→ **Written task**
Identify the lines that contain the word "сильная", then copy them.

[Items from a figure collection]
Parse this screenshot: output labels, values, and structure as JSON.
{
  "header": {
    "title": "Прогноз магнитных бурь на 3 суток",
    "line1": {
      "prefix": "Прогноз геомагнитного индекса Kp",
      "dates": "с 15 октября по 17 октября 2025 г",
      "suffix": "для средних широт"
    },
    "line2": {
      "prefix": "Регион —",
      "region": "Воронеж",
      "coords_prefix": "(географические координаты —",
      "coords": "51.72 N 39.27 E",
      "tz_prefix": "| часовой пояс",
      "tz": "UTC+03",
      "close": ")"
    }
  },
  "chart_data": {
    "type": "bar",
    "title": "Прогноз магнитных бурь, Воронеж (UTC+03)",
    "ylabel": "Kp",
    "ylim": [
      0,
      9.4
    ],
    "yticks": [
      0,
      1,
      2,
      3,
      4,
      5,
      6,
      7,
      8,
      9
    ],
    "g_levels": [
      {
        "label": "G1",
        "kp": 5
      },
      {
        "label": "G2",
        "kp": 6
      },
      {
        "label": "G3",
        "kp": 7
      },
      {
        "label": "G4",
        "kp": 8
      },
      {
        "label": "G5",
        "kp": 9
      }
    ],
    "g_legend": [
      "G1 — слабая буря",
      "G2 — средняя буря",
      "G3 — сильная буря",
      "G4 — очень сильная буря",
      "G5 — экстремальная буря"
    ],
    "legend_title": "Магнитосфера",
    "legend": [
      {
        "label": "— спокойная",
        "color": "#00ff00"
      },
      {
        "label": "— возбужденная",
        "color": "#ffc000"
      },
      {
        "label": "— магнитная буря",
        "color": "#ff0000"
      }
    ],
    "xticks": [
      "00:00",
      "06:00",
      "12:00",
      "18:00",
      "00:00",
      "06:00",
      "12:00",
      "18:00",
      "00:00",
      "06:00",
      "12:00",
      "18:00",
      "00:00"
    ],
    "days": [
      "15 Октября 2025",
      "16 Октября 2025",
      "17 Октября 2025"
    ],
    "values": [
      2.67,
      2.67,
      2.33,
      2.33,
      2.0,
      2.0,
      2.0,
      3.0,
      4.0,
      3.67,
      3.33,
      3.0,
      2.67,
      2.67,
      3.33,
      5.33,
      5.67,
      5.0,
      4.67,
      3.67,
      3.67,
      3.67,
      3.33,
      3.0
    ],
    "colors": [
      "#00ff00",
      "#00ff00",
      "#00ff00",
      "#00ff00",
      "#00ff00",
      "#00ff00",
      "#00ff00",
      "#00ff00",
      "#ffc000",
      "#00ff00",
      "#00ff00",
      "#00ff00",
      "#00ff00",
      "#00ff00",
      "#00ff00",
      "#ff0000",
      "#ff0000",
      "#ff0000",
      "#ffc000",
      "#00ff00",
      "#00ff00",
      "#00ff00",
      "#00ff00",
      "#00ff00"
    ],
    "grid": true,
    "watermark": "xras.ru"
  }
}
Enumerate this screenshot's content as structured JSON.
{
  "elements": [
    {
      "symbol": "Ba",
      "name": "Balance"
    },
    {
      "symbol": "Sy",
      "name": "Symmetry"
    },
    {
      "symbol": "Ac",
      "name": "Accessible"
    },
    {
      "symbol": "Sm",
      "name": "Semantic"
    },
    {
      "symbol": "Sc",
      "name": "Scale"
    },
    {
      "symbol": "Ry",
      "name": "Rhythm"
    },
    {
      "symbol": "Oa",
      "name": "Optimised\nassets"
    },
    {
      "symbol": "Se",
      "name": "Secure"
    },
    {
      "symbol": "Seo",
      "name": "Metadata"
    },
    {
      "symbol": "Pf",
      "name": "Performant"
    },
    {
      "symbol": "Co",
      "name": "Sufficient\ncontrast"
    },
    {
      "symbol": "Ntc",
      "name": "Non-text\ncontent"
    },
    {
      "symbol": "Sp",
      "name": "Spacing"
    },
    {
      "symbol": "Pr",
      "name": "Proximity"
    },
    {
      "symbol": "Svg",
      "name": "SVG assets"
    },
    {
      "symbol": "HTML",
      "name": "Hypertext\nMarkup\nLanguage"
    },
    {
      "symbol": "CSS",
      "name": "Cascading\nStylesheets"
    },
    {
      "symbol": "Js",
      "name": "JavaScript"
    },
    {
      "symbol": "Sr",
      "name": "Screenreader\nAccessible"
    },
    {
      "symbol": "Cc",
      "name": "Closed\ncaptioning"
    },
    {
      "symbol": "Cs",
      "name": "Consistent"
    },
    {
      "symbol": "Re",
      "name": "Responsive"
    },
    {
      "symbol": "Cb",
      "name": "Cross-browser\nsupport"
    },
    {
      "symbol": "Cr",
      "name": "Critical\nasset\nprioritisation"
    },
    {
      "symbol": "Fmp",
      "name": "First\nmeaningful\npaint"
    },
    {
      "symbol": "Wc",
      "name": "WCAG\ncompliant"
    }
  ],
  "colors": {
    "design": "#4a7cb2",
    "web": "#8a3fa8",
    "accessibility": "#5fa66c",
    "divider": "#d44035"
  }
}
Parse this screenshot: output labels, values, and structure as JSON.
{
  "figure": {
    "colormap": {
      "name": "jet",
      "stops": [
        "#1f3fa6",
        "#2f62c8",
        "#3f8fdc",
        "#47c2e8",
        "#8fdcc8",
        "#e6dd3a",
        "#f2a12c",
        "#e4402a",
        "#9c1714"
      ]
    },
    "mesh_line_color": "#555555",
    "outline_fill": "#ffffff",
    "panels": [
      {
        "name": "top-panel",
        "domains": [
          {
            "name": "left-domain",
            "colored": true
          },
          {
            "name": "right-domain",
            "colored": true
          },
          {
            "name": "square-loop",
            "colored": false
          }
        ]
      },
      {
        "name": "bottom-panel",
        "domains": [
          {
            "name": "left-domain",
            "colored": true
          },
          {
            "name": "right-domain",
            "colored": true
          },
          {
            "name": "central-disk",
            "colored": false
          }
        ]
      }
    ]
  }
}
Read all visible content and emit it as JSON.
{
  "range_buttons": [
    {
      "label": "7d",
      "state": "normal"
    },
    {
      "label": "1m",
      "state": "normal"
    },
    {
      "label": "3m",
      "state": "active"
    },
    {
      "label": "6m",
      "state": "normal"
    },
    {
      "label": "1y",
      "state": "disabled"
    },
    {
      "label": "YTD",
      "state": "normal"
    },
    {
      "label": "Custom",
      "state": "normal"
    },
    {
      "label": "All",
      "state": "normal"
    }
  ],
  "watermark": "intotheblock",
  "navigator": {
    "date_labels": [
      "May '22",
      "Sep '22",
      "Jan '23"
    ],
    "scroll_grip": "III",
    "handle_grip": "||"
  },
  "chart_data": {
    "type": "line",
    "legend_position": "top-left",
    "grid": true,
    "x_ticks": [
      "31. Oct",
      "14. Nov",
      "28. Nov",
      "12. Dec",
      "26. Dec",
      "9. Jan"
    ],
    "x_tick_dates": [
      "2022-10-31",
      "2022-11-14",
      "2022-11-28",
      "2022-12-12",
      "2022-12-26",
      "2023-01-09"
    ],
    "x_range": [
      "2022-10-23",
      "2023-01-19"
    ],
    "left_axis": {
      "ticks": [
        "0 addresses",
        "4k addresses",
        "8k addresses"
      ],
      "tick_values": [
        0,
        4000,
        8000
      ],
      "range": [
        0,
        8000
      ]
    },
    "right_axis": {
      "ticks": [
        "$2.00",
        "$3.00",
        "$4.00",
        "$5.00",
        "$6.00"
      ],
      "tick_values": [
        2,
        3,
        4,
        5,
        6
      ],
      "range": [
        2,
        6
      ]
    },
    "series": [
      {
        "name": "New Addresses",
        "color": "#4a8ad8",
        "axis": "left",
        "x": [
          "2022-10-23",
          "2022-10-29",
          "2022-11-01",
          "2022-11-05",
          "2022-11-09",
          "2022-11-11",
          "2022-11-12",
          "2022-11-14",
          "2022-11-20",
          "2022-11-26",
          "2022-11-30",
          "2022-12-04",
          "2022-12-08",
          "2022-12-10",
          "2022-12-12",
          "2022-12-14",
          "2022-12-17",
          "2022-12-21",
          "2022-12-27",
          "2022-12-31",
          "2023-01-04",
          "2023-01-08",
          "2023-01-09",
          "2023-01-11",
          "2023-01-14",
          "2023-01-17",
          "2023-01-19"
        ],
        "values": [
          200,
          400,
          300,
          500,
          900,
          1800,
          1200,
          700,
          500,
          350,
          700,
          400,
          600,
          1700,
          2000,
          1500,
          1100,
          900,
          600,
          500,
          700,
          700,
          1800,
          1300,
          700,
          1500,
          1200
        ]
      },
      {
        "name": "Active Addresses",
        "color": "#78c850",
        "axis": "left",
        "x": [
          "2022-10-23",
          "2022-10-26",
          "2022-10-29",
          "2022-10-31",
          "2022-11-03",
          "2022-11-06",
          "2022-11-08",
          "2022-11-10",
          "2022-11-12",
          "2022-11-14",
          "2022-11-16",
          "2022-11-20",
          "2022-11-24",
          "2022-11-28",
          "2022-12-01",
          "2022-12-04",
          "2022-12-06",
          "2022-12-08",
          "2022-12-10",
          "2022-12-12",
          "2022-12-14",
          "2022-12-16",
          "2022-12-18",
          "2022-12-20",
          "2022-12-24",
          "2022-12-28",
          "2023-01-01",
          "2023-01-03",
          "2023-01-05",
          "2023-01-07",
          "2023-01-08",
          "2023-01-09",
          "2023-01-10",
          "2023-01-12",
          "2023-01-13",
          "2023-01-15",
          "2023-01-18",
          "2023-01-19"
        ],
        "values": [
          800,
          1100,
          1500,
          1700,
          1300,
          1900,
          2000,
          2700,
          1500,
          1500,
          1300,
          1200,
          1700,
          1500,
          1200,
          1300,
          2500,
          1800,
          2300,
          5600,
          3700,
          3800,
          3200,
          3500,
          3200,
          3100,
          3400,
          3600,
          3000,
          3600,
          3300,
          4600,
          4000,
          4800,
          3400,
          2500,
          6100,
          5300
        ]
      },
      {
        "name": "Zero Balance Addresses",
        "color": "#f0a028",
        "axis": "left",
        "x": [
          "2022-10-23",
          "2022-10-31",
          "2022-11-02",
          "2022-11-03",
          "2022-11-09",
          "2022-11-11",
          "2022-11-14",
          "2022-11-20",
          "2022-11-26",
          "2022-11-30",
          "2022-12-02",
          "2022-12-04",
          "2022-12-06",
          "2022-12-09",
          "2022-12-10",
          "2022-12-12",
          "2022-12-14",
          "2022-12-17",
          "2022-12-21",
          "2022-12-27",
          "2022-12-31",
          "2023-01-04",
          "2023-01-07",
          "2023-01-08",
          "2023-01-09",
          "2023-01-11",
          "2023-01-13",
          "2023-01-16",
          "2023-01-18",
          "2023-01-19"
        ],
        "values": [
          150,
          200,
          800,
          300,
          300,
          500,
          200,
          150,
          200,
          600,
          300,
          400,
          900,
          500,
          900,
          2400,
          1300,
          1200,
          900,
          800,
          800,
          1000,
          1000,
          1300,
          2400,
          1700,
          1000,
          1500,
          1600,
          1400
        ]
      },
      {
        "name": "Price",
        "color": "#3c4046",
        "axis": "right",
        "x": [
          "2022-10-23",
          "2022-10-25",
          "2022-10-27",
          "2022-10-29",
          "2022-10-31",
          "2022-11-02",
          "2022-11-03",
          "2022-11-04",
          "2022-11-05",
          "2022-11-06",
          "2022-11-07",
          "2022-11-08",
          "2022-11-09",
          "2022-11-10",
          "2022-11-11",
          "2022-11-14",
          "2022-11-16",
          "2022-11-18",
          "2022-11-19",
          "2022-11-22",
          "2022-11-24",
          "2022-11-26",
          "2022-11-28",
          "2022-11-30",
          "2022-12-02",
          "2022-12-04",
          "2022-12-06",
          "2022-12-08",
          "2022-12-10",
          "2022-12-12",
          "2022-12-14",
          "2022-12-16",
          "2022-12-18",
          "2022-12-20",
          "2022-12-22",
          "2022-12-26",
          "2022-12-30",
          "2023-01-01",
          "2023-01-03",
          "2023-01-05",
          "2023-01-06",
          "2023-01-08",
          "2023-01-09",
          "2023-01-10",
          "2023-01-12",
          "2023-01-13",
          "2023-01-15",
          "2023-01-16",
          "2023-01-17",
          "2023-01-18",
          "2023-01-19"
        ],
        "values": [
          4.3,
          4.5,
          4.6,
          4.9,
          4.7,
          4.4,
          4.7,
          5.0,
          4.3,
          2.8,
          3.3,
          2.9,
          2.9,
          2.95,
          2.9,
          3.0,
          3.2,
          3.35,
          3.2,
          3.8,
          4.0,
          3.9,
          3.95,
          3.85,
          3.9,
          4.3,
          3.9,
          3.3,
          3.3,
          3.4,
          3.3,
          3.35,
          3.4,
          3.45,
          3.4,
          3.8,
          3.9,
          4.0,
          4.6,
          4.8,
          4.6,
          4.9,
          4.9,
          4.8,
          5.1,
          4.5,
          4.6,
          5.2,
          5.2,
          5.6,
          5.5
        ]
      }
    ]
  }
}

→ **Exercise result**
      "G3 — сильная буря",
      "G4 — очень сильная буря",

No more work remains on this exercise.